→ WRITTEN PROBLEM
Where does the string "filtretur" appear? Copy every line of the entries below that holds it.

# # # # #

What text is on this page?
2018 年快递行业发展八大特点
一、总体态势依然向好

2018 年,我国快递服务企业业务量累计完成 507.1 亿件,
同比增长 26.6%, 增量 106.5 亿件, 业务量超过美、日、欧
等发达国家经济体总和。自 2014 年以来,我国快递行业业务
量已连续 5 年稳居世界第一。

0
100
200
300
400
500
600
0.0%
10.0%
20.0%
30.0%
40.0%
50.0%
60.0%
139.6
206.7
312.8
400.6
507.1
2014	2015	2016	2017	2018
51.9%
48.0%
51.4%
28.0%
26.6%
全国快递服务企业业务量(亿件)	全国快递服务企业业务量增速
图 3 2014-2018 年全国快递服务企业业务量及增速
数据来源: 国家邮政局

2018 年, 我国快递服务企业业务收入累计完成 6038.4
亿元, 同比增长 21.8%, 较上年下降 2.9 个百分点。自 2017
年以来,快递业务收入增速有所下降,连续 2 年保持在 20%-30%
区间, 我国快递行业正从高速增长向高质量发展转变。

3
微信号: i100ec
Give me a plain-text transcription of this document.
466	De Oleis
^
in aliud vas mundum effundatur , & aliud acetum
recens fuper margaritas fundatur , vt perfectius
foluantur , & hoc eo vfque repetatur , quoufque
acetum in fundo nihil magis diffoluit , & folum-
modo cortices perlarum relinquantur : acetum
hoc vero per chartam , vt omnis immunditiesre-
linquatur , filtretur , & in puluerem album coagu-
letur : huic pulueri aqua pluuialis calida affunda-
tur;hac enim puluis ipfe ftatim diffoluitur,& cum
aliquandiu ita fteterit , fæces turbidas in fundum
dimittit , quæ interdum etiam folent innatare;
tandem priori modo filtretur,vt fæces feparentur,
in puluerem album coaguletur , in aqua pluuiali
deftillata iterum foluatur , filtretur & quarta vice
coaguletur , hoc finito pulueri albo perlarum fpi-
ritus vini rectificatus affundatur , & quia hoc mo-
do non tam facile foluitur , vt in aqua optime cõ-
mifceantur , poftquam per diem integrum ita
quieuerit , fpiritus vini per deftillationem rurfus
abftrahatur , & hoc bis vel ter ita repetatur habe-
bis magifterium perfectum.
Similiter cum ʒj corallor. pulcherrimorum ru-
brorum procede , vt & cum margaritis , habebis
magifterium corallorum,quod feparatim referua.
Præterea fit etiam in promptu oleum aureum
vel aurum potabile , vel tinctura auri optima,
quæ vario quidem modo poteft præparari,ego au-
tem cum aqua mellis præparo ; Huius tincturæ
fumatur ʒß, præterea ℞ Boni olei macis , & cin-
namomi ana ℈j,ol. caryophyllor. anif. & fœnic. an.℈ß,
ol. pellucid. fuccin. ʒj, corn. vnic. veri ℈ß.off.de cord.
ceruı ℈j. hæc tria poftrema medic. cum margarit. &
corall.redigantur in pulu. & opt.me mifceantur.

# # # # #

→ RESPONSE BELOW
linquatur , filtretur , & in puluerem album coagu-
tandem priori modo filtretur,vt fæces feparentur,
deftillata iterum foluatur , filtretur & quarta vice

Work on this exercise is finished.